Start of Record excerpts

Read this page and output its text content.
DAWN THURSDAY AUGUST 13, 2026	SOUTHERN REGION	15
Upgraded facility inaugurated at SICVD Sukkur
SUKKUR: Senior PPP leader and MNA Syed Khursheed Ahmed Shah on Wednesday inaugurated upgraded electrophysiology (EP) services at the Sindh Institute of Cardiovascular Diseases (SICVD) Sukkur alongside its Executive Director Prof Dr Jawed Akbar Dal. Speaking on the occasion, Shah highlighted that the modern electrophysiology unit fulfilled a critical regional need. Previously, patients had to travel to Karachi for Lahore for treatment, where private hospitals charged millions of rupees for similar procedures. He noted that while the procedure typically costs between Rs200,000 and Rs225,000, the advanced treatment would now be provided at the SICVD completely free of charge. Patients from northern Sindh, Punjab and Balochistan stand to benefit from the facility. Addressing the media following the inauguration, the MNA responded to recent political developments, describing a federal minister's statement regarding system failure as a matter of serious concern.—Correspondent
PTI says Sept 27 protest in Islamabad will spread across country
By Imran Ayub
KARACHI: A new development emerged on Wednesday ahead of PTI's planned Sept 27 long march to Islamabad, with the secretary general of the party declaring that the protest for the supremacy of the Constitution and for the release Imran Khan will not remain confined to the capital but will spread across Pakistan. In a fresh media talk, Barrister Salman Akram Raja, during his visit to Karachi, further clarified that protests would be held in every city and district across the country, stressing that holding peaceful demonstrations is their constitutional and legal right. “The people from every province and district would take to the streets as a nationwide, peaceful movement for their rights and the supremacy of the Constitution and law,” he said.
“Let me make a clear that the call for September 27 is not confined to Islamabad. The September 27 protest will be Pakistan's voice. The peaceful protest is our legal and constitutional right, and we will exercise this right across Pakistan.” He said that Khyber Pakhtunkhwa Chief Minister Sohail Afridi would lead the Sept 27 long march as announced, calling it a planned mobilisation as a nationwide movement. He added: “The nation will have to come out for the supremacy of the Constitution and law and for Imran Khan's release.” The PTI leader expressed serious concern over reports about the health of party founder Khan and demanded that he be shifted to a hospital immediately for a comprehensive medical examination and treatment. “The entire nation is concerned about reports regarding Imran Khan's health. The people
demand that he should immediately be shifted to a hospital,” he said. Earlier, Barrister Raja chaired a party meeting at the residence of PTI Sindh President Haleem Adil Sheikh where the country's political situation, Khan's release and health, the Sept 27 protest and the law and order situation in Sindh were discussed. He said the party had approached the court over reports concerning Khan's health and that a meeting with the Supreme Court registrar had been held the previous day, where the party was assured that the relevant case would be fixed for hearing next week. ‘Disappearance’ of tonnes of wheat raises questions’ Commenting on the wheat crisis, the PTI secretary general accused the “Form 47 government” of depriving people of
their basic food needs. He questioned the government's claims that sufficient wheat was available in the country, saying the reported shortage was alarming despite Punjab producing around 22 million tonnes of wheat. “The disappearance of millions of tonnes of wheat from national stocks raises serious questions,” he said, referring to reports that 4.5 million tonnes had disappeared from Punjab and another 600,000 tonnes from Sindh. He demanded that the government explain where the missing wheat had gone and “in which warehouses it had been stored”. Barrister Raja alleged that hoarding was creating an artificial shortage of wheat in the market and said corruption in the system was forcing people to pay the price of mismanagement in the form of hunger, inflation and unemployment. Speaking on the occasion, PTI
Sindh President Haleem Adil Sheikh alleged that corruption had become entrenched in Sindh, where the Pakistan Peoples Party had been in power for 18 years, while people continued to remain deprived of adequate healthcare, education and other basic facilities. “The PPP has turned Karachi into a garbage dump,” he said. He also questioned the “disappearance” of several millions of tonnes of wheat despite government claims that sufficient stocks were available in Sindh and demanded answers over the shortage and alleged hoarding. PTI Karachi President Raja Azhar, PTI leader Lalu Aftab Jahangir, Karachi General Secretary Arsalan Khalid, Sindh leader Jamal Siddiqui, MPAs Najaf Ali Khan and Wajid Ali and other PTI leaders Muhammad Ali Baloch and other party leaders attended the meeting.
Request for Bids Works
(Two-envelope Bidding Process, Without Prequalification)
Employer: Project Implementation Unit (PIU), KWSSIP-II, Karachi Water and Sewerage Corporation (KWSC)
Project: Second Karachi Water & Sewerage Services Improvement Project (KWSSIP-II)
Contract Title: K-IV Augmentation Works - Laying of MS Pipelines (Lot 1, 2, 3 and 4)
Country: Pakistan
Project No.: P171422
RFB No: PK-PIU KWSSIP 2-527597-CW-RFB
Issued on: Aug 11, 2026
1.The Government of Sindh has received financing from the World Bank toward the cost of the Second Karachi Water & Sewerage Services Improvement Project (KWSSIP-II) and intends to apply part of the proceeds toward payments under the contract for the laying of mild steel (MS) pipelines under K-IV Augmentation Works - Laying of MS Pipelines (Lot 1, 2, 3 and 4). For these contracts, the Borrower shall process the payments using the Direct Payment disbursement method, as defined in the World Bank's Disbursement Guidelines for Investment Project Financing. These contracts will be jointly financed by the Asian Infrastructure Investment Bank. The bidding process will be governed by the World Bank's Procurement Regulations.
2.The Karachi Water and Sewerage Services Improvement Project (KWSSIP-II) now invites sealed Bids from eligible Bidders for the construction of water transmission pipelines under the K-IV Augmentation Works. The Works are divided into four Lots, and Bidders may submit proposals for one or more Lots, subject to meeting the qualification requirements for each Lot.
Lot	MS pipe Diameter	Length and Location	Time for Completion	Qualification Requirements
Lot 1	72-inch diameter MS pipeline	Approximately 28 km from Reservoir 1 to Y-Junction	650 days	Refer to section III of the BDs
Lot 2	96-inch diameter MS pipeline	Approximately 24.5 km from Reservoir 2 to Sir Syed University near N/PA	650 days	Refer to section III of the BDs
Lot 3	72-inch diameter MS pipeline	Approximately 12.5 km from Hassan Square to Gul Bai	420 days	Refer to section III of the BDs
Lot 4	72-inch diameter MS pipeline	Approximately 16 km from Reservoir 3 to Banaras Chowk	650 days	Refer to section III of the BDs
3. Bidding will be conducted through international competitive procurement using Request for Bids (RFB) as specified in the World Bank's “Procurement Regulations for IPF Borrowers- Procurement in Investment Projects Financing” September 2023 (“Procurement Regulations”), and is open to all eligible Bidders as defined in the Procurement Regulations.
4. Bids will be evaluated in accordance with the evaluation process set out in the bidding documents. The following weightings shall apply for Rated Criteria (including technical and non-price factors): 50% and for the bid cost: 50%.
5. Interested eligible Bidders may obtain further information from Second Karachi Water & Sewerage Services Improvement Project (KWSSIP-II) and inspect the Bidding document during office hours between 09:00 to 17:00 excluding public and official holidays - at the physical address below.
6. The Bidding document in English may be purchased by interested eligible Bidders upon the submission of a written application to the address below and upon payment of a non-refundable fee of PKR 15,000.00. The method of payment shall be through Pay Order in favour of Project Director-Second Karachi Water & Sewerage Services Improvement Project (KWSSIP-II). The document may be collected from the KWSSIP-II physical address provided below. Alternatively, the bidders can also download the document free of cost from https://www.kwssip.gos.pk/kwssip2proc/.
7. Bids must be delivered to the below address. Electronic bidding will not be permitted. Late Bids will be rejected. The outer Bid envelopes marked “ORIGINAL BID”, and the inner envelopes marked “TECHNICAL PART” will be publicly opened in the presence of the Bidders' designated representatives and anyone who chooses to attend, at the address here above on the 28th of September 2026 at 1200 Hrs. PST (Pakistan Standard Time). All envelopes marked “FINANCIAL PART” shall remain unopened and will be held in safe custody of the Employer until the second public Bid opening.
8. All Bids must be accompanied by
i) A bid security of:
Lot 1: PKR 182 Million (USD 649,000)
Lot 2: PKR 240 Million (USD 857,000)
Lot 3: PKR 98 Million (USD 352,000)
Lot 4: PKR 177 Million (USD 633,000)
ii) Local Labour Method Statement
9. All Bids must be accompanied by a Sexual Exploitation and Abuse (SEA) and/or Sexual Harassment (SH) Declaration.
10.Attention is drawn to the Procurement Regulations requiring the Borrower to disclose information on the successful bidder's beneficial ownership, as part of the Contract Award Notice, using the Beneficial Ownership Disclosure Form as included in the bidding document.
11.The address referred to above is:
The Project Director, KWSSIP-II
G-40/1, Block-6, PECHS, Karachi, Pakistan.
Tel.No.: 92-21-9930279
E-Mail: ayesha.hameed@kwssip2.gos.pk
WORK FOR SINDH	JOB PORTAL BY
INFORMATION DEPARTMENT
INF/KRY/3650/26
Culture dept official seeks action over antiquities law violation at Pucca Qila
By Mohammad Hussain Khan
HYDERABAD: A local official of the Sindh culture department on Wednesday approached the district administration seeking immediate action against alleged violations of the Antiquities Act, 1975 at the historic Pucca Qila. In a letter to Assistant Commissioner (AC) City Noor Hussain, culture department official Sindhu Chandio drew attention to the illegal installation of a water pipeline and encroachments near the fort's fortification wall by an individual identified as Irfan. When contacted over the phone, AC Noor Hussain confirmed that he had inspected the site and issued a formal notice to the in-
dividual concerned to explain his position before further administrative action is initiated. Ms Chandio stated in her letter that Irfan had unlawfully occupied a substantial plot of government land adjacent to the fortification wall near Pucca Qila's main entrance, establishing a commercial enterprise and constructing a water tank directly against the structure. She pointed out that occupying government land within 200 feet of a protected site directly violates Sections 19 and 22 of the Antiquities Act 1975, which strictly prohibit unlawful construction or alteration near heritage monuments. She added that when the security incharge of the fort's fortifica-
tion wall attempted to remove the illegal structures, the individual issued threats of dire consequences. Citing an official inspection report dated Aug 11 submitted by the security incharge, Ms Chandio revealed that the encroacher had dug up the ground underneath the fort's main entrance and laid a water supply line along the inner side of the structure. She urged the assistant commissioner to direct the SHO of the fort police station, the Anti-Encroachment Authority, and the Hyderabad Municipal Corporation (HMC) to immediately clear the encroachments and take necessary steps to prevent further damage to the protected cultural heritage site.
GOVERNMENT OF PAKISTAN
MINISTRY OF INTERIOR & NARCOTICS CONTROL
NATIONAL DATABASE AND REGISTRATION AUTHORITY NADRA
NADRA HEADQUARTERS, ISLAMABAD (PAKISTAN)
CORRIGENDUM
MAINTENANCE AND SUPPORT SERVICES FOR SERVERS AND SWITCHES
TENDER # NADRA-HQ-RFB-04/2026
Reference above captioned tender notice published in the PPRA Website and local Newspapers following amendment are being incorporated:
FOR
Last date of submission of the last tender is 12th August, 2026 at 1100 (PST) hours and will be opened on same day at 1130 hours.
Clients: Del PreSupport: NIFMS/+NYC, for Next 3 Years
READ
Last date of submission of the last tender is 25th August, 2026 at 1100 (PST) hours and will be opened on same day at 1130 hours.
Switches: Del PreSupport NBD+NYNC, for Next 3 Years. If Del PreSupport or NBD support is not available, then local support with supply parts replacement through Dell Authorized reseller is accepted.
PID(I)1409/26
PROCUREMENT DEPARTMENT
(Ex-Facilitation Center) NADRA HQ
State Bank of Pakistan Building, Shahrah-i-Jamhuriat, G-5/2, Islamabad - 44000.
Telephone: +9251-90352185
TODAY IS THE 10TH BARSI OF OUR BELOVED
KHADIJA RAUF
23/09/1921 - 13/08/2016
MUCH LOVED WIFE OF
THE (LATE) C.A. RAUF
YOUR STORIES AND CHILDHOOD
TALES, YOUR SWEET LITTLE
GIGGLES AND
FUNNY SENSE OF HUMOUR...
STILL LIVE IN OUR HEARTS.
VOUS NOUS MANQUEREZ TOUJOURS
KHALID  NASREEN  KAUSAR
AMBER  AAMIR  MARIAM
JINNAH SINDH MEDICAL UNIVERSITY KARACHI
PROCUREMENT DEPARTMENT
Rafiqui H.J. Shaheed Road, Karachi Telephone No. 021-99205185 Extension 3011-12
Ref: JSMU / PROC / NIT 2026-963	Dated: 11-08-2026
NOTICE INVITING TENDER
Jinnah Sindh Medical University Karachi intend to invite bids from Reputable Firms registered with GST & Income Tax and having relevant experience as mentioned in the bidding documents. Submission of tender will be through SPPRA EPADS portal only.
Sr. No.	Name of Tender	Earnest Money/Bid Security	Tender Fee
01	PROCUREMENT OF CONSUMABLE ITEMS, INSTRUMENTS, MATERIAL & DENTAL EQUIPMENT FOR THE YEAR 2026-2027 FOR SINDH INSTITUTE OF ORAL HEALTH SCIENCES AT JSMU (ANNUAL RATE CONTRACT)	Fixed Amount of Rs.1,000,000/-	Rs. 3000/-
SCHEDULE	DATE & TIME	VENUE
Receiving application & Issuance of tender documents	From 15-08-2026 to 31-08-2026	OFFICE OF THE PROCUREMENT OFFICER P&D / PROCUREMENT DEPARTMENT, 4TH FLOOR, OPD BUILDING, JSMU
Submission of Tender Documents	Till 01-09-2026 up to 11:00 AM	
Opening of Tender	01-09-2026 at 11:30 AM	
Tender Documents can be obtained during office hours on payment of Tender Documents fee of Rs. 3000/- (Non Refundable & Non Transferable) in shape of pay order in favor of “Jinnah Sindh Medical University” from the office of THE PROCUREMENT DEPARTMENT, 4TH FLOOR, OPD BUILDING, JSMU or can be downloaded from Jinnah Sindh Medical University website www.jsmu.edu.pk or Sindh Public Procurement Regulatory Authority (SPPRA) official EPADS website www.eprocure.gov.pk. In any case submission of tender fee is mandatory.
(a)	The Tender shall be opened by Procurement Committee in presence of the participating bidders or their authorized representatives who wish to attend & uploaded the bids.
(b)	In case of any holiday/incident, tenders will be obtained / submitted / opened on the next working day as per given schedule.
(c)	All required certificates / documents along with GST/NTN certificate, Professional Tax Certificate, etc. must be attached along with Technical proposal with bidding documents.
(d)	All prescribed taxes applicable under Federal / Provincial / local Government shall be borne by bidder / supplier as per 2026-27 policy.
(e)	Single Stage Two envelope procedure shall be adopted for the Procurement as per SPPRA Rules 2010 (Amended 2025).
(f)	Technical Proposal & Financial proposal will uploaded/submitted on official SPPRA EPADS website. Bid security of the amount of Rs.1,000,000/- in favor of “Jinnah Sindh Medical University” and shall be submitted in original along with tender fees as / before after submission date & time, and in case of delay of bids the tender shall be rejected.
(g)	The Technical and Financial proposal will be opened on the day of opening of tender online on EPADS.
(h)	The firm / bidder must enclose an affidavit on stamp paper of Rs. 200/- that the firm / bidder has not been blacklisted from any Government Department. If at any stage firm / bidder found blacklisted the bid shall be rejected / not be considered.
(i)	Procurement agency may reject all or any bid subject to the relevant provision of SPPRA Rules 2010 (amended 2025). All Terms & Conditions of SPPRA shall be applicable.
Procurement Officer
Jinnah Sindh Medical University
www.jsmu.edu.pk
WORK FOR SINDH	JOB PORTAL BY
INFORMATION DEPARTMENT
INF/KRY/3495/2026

End of Record excerpts

Task item
Give only the number of lines in the data that include the string "Financing".

Output below
2